··· Records for this exercise

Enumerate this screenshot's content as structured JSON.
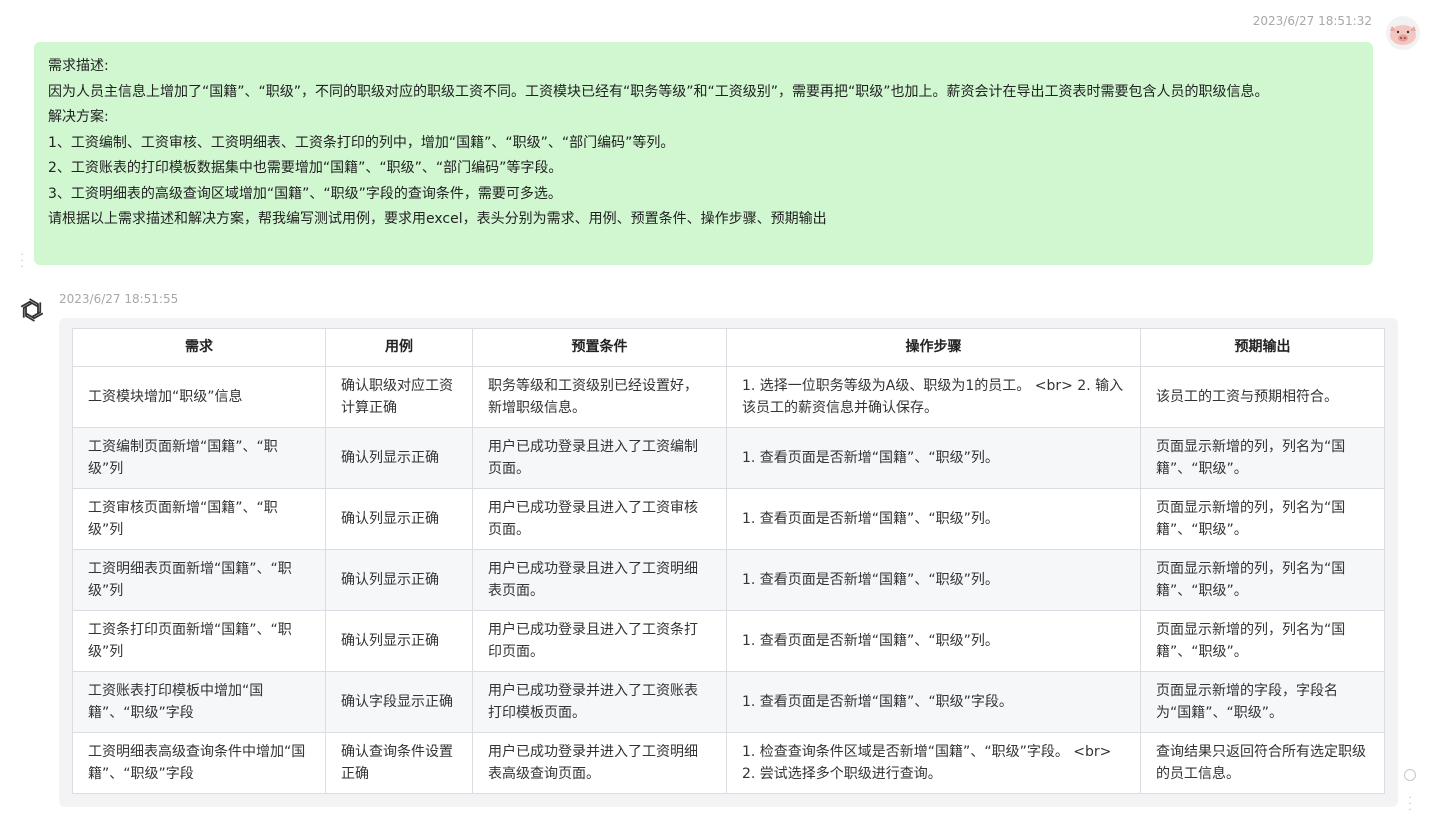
{
  "user_message": {
    "timestamp": "2023/6/27 18:51:32",
    "lines": [
      "需求描述:",
      "因为人员主信息上增加了“国籍”、“职级”，不同的职级对应的职级工资不同。工资模块已经有“职务等级”和“工资级别”，需要再把“职级”也加上。薪资会计在导出工资表时需要包含人员的职级信息。",
      "解决方案:",
      "1、工资编制、工资审核、工资明细表、工资条打印的列中，增加“国籍”、“职级”、“部门编码”等列。",
      "2、工资账表的打印模板数据集中也需要增加“国籍”、“职级”、“部门编码”等字段。",
      "3、工资明细表的高级查询区域增加“国籍”、“职级”字段的查询条件，需要可多选。",
      "请根据以上需求描述和解决方案，帮我编写测试用例，要求用excel，表头分别为需求、用例、预置条件、操作步骤、预期输出"
    ]
  },
  "assistant_message": {
    "timestamp": "2023/6/27 18:51:55",
    "table": {
      "headers": [
        "需求",
        "用例",
        "预置条件",
        "操作步骤",
        "预期输出"
      ],
      "rows": [
        [
          "工资模块增加“职级”信息",
          "确认职级对应工资计算正确",
          "职务等级和工资级别已经设置好，新增职级信息。",
          "1. 选择一位职务等级为A级、职级为1的员工。 <br> 2. 输入该员工的薪资信息并确认保存。",
          "该员工的工资与预期相符合。"
        ],
        [
          "工资编制页面新增“国籍”、“职级”列",
          "确认列显示正确",
          "用户已成功登录且进入了工资编制页面。",
          "1. 查看页面是否新增“国籍”、“职级”列。",
          "页面显示新增的列，列名为“国籍”、“职级”。"
        ],
        [
          "工资审核页面新增“国籍”、“职级”列",
          "确认列显示正确",
          "用户已成功登录且进入了工资审核页面。",
          "1. 查看页面是否新增“国籍”、“职级”列。",
          "页面显示新增的列，列名为“国籍”、“职级”。"
        ],
        [
          "工资明细表页面新增“国籍”、“职级”列",
          "确认列显示正确",
          "用户已成功登录且进入了工资明细表页面。",
          "1. 查看页面是否新增“国籍”、“职级”列。",
          "页面显示新增的列，列名为“国籍”、“职级”。"
        ],
        [
          "工资条打印页面新增“国籍”、“职级”列",
          "确认列显示正确",
          "用户已成功登录且进入了工资条打印页面。",
          "1. 查看页面是否新增“国籍”、“职级”列。",
          "页面显示新增的列，列名为“国籍”、“职级”。"
        ],
        [
          "工资账表打印模板中增加“国籍”、“职级”字段",
          "确认字段显示正确",
          "用户已成功登录并进入了工资账表打印模板页面。",
          "1. 查看页面是否新增“国籍”、“职级”字段。",
          "页面显示新增的字段，字段名为“国籍”、“职级”。"
        ],
        [
          "工资明细表高级查询条件中增加“国籍”、“职级”字段",
          "确认查询条件设置正确",
          "用户已成功登录并进入了工资明细表高级查询页面。",
          "1. 检查查询条件区域是否新增“国籍”、“职级”字段。 <br> 2. 尝试选择多个职级进行查询。",
          "查询结果只返回符合所有选定职级的员工信息。"
        ]
      ]
    }
  },
  "icons": {
    "user_avatar": "pig-avatar-icon",
    "assistant_avatar": "openai-logo-icon",
    "more": "vertical-dots-icon",
    "scroll": "circle-icon"
  }
}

······

Aim of the task> Scan the material above for the string "预置条件" and return the lines that hold it.

Result>
      "请根据以上需求描述和解决方案，帮我编写测试用例，要求用excel，表头分别为需求、用例、预置条件、操作步骤、预期输出"
        "预置条件",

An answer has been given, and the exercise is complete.